• [Task goal] From the entries below, extract every line that includes the word "curve".

• [Information provided]

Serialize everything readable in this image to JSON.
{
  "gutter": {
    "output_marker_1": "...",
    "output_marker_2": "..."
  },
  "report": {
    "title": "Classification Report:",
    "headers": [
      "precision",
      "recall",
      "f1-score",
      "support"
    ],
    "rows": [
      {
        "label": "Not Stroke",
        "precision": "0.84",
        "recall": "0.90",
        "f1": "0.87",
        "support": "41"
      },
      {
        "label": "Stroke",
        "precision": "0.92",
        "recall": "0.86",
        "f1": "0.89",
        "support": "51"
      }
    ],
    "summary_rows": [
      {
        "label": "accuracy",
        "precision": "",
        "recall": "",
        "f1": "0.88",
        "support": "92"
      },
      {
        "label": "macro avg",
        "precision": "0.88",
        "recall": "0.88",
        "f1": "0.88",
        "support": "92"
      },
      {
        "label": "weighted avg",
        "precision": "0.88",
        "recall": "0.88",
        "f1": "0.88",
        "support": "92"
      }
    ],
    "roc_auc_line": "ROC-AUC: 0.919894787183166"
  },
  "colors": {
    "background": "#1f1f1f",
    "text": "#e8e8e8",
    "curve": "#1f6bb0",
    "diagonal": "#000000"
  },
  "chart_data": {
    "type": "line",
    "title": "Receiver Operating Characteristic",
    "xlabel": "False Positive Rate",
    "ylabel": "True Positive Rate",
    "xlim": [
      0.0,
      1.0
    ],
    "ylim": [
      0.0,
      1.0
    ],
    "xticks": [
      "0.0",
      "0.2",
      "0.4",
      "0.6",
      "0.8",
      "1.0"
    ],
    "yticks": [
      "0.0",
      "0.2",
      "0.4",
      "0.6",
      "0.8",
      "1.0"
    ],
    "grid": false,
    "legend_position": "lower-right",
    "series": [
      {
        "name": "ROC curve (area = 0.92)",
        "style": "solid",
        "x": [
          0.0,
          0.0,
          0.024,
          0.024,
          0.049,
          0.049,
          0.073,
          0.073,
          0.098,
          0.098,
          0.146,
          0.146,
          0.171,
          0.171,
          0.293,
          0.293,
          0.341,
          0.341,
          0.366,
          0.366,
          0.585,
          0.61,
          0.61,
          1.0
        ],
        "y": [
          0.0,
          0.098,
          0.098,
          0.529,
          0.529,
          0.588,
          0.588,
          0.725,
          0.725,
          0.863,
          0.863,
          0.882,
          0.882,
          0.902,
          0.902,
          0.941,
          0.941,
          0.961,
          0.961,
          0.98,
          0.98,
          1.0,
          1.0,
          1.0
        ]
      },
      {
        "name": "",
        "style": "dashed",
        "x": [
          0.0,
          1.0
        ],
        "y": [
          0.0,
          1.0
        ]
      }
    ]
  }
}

• [The response]
    "curve": "#1f6bb0",
        "name": "ROC curve (area = 0.92)",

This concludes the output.